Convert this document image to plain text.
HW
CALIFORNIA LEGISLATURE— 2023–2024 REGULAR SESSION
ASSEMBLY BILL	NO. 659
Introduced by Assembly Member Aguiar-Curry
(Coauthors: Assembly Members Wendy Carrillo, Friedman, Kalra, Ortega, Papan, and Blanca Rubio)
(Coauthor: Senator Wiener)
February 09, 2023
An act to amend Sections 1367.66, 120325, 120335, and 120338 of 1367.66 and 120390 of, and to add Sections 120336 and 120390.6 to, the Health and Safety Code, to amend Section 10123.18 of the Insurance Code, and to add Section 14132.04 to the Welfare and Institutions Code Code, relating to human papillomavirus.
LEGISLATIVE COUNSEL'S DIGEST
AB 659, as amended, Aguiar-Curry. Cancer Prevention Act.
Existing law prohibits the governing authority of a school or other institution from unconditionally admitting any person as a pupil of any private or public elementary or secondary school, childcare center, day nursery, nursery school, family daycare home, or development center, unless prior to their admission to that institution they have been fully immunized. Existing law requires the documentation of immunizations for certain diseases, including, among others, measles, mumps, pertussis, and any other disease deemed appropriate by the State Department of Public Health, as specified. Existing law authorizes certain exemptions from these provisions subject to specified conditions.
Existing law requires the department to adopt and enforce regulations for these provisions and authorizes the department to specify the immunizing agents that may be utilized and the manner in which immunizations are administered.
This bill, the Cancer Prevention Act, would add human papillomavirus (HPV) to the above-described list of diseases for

______

* _Exercise goal_: Please write out the entries exactly, keeping every line intact.

* _Finished task_:
Convert this document image to plain text.
HW
CALIFORNIA LEGISLATURE— 2023–2024 REGULAR SESSION
ASSEMBLY BILL	NO. 659
Introduced by Assembly Member Aguiar-Curry
(Coauthors: Assembly Members Wendy Carrillo, Friedman, Kalra, Ortega, Papan, and Blanca Rubio)
(Coauthor: Senator Wiener)
February 09, 2023
An act to amend Sections 1367.66, 120325, 120335, and 120338 of 1367.66 and 120390 of, and to add Sections 120336 and 120390.6 to, the Health and Safety Code, to amend Section 10123.18 of the Insurance Code, and to add Section 14132.04 to the Welfare and Institutions Code Code, relating to human papillomavirus.
LEGISLATIVE COUNSEL'S DIGEST
AB 659, as amended, Aguiar-Curry. Cancer Prevention Act.
Existing law prohibits the governing authority of a school or other institution from unconditionally admitting any person as a pupil of any private or public elementary or secondary school, childcare center, day nursery, nursery school, family daycare home, or development center, unless prior to their admission to that institution they have been fully immunized. Existing law requires the documentation of immunizations for certain diseases, including, among others, measles, mumps, pertussis, and any other disease deemed appropriate by the State Department of Public Health, as specified. Existing law authorizes certain exemptions from these provisions subject to specified conditions.
Existing law requires the department to adopt and enforce regulations for these provisions and authorizes the department to specify the immunizing agents that may be utilized and the manner in which immunizations are administered.
This bill, the Cancer Prevention Act, would add human papillomavirus (HPV) to the above-described list of diseases for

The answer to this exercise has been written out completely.